Aim of the exercise:
Only lines with the word "depuis" are needed; collect each of them from the listing below.
· · ·
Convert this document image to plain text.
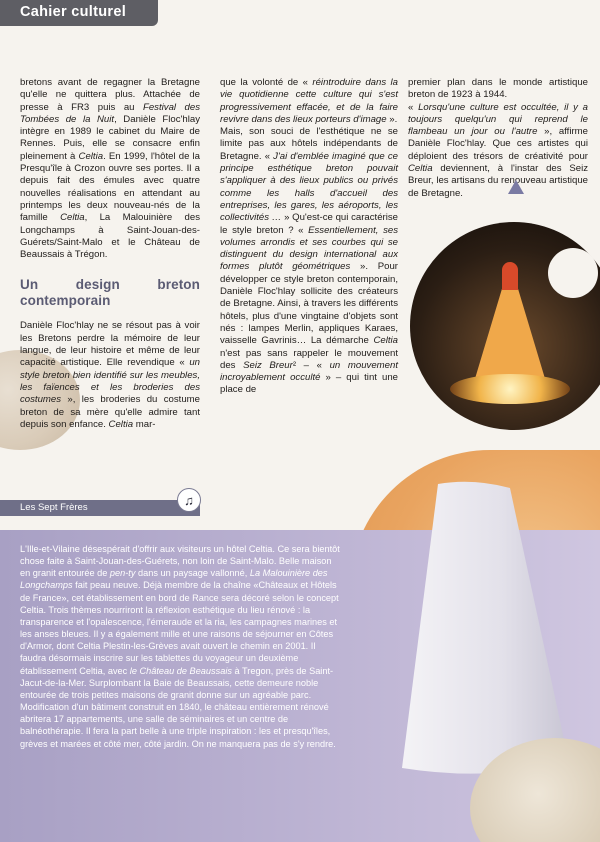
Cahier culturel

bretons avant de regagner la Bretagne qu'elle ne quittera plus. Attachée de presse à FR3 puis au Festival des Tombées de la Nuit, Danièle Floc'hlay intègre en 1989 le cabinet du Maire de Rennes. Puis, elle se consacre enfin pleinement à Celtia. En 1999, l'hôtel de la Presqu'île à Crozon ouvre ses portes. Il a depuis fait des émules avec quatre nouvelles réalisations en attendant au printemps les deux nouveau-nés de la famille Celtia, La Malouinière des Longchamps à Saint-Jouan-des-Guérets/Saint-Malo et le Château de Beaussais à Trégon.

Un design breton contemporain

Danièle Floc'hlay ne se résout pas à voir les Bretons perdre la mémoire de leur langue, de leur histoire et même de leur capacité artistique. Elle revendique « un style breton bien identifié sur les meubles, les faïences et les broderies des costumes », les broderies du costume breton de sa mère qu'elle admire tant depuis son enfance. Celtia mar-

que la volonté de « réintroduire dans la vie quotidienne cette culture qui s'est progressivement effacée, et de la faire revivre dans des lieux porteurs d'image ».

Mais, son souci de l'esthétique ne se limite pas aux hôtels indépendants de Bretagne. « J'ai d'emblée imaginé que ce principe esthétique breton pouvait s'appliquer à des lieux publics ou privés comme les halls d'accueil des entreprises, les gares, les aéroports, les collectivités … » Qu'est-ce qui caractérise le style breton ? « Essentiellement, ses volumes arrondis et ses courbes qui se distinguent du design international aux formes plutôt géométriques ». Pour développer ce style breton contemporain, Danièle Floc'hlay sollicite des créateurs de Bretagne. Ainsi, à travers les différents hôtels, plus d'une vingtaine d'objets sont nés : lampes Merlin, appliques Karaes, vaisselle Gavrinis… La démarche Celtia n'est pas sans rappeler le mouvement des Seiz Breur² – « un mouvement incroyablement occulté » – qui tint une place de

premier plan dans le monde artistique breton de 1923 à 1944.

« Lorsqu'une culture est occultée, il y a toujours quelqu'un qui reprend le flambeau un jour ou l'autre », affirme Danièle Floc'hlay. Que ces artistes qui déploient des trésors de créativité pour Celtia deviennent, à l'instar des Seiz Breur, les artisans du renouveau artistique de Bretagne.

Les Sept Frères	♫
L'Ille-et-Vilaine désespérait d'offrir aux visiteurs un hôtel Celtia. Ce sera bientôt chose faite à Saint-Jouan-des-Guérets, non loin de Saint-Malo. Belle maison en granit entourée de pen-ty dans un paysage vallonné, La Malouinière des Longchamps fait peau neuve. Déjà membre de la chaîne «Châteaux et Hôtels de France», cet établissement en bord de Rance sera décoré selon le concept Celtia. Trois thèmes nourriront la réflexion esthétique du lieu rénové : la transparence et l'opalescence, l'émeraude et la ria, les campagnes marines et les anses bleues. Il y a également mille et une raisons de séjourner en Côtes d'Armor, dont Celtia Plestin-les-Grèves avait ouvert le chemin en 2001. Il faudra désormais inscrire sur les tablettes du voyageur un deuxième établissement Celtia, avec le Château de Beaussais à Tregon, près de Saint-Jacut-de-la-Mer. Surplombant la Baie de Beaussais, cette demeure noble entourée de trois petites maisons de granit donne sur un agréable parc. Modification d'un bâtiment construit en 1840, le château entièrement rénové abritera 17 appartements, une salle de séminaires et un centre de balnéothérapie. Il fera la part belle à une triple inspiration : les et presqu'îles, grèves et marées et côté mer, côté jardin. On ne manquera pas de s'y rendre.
· · ·
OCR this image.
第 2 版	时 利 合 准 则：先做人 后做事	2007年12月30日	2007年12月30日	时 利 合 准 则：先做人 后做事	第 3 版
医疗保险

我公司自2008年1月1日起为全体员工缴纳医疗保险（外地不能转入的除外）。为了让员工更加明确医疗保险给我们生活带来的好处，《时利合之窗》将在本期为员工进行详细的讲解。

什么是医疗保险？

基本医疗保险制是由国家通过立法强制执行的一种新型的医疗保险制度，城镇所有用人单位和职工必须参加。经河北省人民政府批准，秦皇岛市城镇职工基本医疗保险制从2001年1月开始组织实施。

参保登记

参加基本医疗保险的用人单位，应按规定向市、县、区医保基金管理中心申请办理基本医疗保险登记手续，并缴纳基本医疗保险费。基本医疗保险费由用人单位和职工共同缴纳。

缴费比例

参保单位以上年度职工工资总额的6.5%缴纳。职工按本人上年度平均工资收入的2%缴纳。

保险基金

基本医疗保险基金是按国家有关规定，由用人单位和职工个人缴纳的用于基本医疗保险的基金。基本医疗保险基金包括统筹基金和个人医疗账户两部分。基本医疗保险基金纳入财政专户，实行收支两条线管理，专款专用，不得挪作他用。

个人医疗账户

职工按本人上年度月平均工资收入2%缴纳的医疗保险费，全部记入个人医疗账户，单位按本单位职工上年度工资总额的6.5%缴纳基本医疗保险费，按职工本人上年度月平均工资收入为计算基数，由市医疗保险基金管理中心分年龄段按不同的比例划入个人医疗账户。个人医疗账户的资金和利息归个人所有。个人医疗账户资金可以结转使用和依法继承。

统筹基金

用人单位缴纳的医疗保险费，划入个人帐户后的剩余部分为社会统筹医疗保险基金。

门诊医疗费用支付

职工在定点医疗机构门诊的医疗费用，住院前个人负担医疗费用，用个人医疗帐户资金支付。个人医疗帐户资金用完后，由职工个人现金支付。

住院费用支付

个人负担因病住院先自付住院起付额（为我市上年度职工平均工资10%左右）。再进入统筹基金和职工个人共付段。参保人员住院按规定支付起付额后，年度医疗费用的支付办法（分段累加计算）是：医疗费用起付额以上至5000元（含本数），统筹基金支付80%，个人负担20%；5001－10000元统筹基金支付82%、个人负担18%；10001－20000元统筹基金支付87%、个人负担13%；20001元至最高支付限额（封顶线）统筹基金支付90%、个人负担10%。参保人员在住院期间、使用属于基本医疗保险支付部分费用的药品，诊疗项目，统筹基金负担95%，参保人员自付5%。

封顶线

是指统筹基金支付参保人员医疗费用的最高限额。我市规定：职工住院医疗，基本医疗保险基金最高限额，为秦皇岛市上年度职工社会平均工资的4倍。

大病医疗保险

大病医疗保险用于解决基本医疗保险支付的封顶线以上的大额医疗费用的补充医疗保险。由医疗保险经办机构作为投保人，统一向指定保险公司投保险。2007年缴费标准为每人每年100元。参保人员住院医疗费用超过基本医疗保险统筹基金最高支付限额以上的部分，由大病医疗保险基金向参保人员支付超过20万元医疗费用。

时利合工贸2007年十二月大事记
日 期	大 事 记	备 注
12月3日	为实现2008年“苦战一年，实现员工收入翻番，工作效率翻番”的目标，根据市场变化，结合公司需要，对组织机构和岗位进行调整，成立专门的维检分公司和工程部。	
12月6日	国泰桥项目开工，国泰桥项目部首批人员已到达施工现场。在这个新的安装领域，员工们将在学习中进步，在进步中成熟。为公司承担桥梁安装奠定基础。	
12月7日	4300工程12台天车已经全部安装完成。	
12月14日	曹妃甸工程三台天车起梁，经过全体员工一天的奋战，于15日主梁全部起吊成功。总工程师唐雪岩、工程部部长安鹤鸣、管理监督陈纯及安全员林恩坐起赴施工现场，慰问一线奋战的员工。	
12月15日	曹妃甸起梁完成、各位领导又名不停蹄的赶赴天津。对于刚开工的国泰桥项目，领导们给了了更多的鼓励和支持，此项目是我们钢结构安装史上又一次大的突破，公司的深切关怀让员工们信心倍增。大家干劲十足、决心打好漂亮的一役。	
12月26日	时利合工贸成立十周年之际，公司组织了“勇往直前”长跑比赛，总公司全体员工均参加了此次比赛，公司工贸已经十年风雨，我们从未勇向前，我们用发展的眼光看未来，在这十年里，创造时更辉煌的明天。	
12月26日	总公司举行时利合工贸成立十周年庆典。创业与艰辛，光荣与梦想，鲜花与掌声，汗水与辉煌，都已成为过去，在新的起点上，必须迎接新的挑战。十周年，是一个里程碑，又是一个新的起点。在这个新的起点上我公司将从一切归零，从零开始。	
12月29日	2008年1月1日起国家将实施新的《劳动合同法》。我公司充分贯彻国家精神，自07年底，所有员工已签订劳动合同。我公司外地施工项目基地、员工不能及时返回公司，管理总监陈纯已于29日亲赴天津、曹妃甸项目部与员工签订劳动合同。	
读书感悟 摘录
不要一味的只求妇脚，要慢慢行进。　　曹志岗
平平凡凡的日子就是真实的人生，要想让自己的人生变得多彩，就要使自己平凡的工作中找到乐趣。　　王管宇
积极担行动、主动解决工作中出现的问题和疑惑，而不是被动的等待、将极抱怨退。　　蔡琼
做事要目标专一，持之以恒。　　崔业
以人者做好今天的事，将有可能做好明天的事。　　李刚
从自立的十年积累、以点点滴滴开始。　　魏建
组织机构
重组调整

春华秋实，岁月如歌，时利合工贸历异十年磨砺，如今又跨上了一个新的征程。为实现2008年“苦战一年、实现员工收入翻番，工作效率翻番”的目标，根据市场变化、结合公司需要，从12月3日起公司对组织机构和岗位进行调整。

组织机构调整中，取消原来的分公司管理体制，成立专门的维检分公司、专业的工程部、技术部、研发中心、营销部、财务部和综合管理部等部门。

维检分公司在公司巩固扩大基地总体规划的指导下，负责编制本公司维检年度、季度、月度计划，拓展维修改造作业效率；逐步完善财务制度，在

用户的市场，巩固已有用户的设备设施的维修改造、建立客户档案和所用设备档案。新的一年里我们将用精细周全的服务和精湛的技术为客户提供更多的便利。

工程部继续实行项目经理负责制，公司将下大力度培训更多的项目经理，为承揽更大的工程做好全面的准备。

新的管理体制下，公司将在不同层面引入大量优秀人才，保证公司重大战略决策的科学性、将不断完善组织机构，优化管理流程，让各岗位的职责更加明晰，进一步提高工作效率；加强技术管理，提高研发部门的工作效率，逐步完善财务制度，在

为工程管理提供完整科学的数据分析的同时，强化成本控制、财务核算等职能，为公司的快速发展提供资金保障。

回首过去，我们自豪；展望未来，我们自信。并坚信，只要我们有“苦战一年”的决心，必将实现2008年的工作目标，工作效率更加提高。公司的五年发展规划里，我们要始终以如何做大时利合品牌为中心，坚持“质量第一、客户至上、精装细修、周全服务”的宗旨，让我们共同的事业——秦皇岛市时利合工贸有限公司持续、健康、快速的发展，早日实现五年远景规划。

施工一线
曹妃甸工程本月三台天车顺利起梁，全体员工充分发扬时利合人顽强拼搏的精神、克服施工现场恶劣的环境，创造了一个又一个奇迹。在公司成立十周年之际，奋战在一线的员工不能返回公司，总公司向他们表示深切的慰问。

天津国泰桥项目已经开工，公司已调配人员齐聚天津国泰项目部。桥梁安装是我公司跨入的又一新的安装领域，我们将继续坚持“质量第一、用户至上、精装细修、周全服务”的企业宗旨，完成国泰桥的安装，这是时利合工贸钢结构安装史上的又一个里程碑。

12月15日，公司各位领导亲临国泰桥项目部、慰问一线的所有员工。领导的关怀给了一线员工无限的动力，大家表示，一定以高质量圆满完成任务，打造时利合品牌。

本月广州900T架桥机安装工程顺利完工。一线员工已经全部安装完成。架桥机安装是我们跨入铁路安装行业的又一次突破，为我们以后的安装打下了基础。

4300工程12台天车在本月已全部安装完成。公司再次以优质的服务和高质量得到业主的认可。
· · ·
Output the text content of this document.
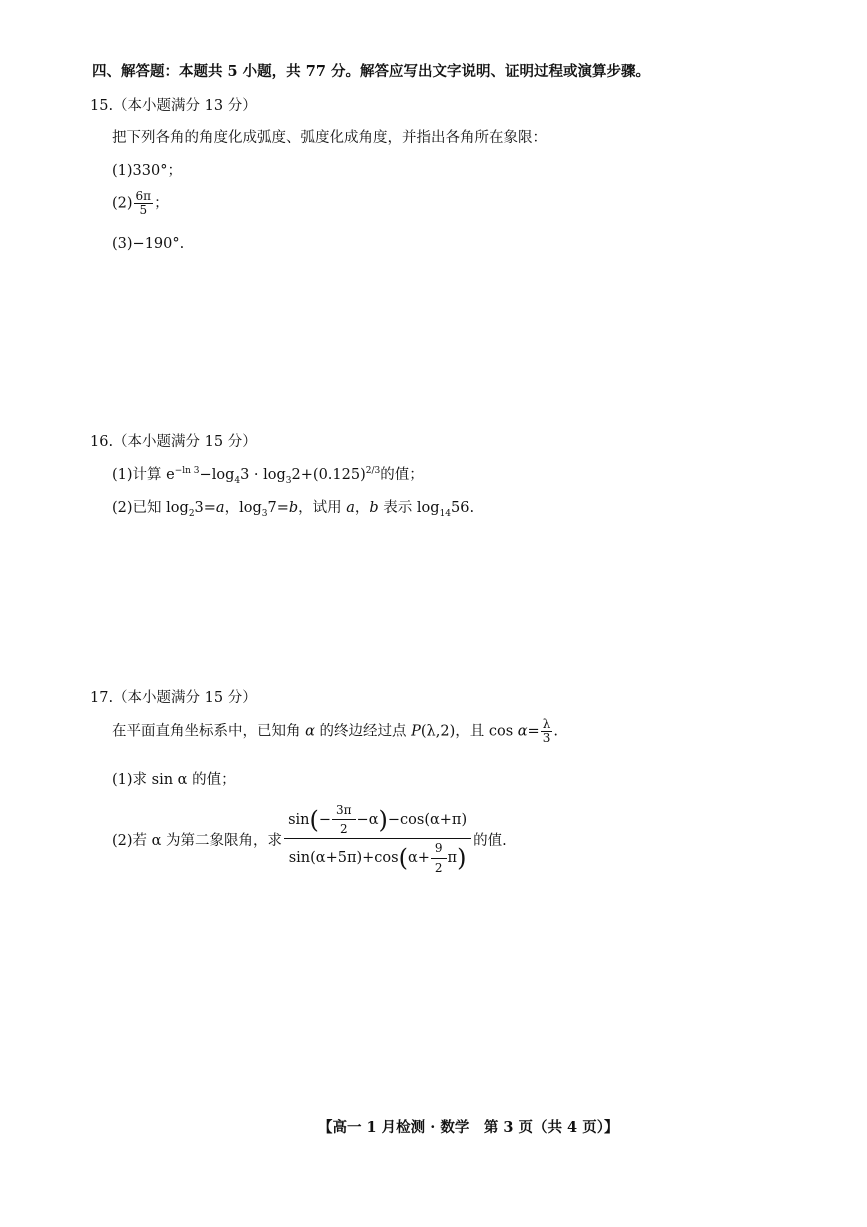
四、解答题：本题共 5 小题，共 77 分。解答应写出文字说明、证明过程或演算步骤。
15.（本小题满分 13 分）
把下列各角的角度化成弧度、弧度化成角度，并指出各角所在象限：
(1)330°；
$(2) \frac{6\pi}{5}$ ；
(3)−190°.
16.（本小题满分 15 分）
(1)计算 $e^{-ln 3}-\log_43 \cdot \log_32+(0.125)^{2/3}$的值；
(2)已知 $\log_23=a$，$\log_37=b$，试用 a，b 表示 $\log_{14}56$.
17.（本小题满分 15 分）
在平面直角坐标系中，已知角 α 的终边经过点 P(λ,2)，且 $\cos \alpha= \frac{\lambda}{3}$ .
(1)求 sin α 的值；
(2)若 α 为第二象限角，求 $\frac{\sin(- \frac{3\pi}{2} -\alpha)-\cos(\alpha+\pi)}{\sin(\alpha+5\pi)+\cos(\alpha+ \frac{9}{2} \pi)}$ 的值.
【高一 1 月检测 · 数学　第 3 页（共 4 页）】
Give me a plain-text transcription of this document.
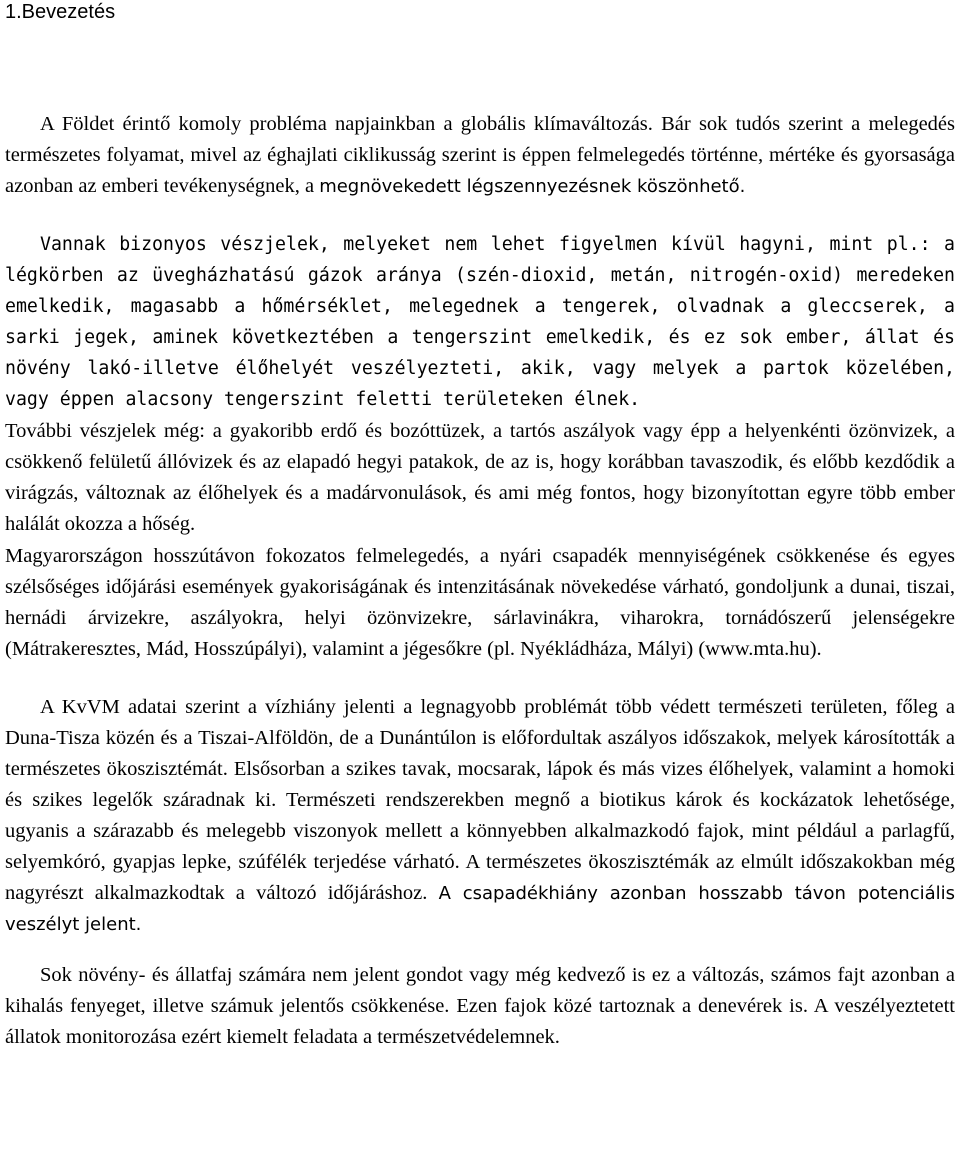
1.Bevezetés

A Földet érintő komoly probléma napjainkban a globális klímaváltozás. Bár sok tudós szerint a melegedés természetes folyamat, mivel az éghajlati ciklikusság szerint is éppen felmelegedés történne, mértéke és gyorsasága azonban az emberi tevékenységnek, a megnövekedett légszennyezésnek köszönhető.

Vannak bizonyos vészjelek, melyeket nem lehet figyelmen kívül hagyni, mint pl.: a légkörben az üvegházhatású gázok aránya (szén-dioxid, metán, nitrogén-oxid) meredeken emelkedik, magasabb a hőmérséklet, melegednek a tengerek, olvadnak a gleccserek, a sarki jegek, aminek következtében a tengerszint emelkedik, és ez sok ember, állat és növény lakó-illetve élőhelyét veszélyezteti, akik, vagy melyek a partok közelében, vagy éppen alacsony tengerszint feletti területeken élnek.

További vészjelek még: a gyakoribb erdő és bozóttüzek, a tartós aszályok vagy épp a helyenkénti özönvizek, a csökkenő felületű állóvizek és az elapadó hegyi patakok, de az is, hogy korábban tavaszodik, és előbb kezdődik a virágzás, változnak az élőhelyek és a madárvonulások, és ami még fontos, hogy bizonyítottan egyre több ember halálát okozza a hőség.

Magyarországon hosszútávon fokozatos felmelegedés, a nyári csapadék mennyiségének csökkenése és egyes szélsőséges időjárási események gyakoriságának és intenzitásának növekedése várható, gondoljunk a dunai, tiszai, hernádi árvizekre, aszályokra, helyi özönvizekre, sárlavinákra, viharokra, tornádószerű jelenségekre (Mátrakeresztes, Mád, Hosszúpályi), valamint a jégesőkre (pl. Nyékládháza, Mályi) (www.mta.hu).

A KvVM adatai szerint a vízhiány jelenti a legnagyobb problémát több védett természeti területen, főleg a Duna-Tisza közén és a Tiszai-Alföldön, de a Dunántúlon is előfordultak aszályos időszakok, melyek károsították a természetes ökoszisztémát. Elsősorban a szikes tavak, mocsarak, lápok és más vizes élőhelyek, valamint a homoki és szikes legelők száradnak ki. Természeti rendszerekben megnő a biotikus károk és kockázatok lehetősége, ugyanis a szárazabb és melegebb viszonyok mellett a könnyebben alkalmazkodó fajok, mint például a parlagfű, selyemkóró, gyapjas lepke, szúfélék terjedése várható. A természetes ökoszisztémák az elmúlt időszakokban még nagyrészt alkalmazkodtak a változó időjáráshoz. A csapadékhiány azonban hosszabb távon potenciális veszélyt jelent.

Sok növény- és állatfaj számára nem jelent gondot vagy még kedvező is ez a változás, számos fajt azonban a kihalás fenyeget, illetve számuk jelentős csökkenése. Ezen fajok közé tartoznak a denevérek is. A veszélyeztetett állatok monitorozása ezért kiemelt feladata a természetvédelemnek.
· · ·
Exercise answer:
bretons avant de regagner la Bretagne qu'elle ne quittera plus. Attachée de presse à FR3 puis au Festival des Tombées de la Nuit, Danièle Floc'hlay intègre en 1989 le cabinet du Maire de Rennes. Puis, elle se consacre enfin pleinement à Celtia. En 1999, l'hôtel de la Presqu'île à Crozon ouvre ses portes. Il a depuis fait des émules avec quatre nouvelles réalisations en attendant au printemps les deux nouveau-nés de la famille Celtia, La Malouinière des Longchamps à Saint-Jouan-des-Guérets/Saint-Malo et le Château de Beaussais à Trégon.
Danièle Floc'hlay ne se résout pas à voir les Bretons perdre la mémoire de leur langue, de leur histoire et même de leur capacité artistique. Elle revendique « un style breton bien identifié sur les meubles, les faïences et les broderies des costumes », les broderies du costume breton de sa mère qu'elle admire tant depuis son enfance. Celtia mar-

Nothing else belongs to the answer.